* _PROBLEM DETAILS_
Check each line below for the word "Accounting" and give the number of lines that have it, nothing more.

* _RECORDS SHOWN_
## Begin

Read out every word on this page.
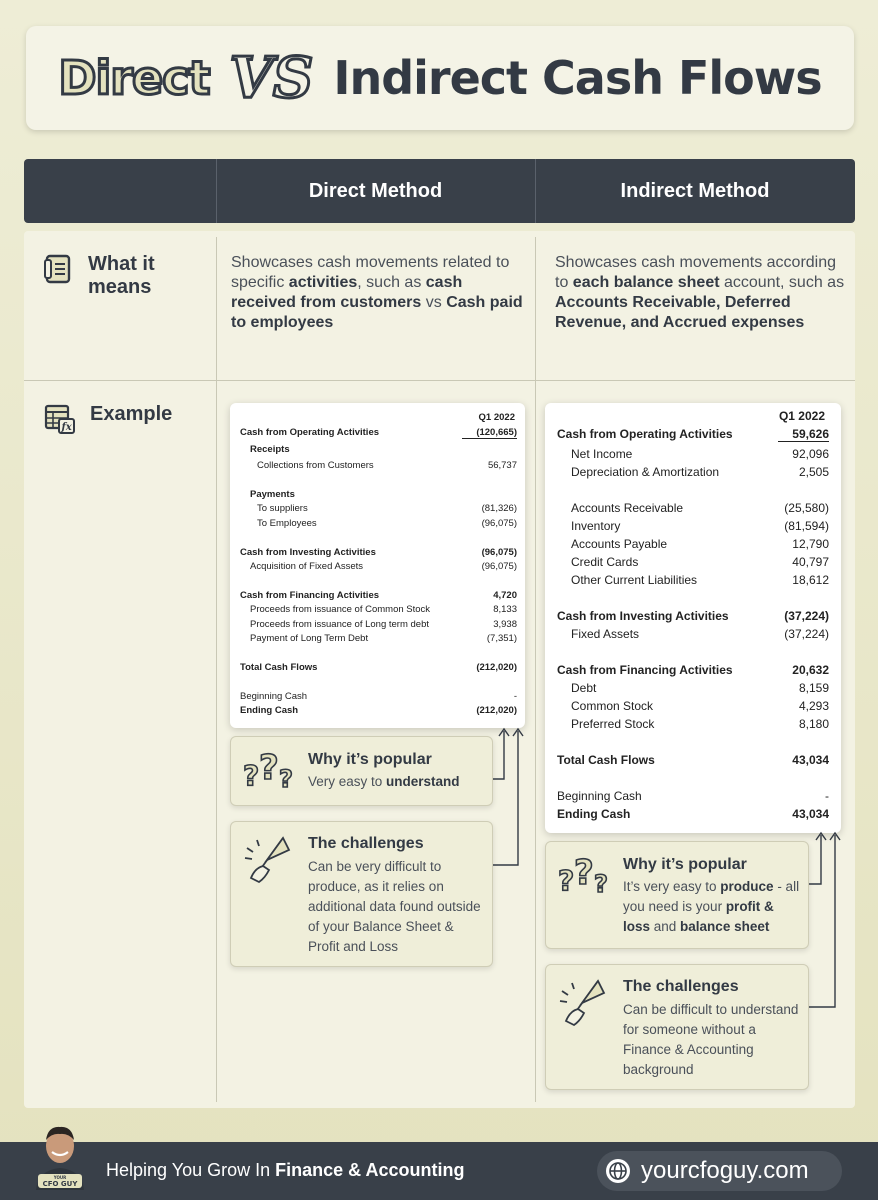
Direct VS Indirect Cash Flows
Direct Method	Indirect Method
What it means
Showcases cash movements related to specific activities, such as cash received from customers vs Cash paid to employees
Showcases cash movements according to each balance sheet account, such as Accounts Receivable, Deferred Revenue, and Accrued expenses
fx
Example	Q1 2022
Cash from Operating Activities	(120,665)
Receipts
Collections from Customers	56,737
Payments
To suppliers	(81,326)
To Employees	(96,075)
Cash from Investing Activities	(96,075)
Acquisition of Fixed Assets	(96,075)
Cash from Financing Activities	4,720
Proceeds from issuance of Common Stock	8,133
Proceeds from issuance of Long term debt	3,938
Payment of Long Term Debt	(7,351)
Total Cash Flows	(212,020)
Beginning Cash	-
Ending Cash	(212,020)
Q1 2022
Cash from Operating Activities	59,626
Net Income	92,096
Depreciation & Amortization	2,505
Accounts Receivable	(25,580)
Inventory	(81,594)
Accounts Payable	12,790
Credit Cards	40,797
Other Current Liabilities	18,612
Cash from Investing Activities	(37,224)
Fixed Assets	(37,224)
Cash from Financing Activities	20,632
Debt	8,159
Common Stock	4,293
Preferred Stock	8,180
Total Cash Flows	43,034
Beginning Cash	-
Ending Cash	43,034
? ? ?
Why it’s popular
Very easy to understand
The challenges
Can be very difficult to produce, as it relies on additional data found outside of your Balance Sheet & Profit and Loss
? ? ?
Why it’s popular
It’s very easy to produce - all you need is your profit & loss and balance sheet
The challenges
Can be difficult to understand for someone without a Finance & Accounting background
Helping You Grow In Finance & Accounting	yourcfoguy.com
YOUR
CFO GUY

## End

* _THE RESULT_
2